What needs to be done -
Produce an exact copy of all the records.

Data to use -
***
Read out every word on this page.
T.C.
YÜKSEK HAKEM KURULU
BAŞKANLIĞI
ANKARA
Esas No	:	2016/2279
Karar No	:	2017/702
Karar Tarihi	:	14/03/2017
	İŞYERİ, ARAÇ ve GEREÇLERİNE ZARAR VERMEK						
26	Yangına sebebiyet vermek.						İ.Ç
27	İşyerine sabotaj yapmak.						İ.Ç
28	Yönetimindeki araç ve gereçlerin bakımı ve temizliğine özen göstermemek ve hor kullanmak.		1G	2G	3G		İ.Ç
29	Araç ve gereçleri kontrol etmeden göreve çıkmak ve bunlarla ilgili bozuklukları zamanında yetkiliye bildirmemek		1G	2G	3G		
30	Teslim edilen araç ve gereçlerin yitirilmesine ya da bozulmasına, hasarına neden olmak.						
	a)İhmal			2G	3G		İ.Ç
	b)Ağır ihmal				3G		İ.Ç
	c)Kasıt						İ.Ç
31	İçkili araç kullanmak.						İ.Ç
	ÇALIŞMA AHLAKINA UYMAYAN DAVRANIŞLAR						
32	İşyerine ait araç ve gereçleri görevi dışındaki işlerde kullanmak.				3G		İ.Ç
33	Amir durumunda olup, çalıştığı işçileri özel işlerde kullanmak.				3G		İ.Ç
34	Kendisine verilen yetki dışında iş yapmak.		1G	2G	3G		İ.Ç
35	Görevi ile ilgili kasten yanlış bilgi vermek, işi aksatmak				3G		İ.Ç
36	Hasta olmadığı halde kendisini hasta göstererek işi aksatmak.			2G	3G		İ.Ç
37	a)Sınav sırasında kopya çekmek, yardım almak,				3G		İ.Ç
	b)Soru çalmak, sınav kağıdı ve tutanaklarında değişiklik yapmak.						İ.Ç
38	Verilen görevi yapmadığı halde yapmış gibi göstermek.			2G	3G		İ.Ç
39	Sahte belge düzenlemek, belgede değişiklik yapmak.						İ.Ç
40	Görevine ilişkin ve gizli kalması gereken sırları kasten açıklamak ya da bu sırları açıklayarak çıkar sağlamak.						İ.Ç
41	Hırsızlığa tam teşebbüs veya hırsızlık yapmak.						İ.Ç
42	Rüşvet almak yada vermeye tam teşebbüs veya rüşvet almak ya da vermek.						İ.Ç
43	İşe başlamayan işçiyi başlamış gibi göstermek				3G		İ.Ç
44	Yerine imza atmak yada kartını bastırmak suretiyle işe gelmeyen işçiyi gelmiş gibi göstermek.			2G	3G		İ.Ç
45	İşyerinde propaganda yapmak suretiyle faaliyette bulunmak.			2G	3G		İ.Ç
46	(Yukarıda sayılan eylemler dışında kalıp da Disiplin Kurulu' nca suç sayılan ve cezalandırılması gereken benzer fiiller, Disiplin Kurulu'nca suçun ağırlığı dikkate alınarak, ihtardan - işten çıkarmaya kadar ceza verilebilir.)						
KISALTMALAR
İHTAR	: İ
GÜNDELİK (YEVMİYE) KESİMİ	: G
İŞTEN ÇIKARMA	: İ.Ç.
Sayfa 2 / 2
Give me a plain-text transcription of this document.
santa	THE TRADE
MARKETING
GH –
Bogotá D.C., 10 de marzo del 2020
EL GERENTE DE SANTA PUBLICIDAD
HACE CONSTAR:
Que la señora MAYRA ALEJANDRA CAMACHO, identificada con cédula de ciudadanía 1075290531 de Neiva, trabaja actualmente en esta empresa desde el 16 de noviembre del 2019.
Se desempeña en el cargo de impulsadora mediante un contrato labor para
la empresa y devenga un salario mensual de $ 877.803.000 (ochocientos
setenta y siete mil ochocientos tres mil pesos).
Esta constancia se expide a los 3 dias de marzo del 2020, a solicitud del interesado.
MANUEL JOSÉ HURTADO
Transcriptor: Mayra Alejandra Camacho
***
Solution to the problem -
Read out every word on this page.
T.C.
YÜKSEK HAKEM KURULU
BAŞKANLIĞI
ANKARA
Esas No	:	2016/2279
Karar No	:	2017/702
Karar Tarihi	:	14/03/2017
	İŞYERİ, ARAÇ ve GEREÇLERİNE ZARAR VERMEK						
26	Yangına sebebiyet vermek.						İ.Ç
27	İşyerine sabotaj yapmak.						İ.Ç
28	Yönetimindeki araç ve gereçlerin bakımı ve temizliğine özen göstermemek ve hor kullanmak.		1G	2G	3G		İ.Ç
29	Araç ve gereçleri kontrol etmeden göreve çıkmak ve bunlarla ilgili bozuklukları zamanında yetkiliye bildirmemek		1G	2G	3G		
30	Teslim edilen araç ve gereçlerin yitirilmesine ya da bozulmasına, hasarına neden olmak.						
	a)İhmal			2G	3G		İ.Ç
	b)Ağır ihmal				3G		İ.Ç
	c)Kasıt						İ.Ç
31	İçkili araç kullanmak.						İ.Ç
	ÇALIŞMA AHLAKINA UYMAYAN DAVRANIŞLAR						
32	İşyerine ait araç ve gereçleri görevi dışındaki işlerde kullanmak.				3G		İ.Ç
33	Amir durumunda olup, çalıştığı işçileri özel işlerde kullanmak.				3G		İ.Ç
34	Kendisine verilen yetki dışında iş yapmak.		1G	2G	3G		İ.Ç
35	Görevi ile ilgili kasten yanlış bilgi vermek, işi aksatmak				3G		İ.Ç
36	Hasta olmadığı halde kendisini hasta göstererek işi aksatmak.			2G	3G		İ.Ç
37	a)Sınav sırasında kopya çekmek, yardım almak,				3G		İ.Ç
	b)Soru çalmak, sınav kağıdı ve tutanaklarında değişiklik yapmak.						İ.Ç
38	Verilen görevi yapmadığı halde yapmış gibi göstermek.			2G	3G		İ.Ç
39	Sahte belge düzenlemek, belgede değişiklik yapmak.						İ.Ç
40	Görevine ilişkin ve gizli kalması gereken sırları kasten açıklamak ya da bu sırları açıklayarak çıkar sağlamak.						İ.Ç
41	Hırsızlığa tam teşebbüs veya hırsızlık yapmak.						İ.Ç
42	Rüşvet almak yada vermeye tam teşebbüs veya rüşvet almak ya da vermek.						İ.Ç
43	İşe başlamayan işçiyi başlamış gibi göstermek				3G		İ.Ç
44	Yerine imza atmak yada kartını bastırmak suretiyle işe gelmeyen işçiyi gelmiş gibi göstermek.			2G	3G		İ.Ç
45	İşyerinde propaganda yapmak suretiyle faaliyette bulunmak.			2G	3G		İ.Ç
46	(Yukarıda sayılan eylemler dışında kalıp da Disiplin Kurulu' nca suç sayılan ve cezalandırılması gereken benzer fiiller, Disiplin Kurulu'nca suçun ağırlığı dikkate alınarak, ihtardan - işten çıkarmaya kadar ceza verilebilir.)						
KISALTMALAR
İHTAR	: İ
GÜNDELİK (YEVMİYE) KESİMİ	: G
İŞTEN ÇIKARMA	: İ.Ç.
Sayfa 2 / 2
Give me a plain-text transcription of this document.
santa	THE TRADE
MARKETING
GH –
Bogotá D.C., 10 de marzo del 2020
EL GERENTE DE SANTA PUBLICIDAD
HACE CONSTAR:
Que la señora MAYRA ALEJANDRA CAMACHO, identificada con cédula de ciudadanía 1075290531 de Neiva, trabaja actualmente en esta empresa desde el 16 de noviembre del 2019.
Se desempeña en el cargo de impulsadora mediante un contrato labor para
la empresa y devenga un salario mensual de $ 877.803.000 (ochocientos
setenta y siete mil ochocientos tres mil pesos).
Esta constancia se expide a los 3 dias de marzo del 2020, a solicitud del interesado.
MANUEL JOSÉ HURTADO
Transcriptor: Mayra Alejandra Camacho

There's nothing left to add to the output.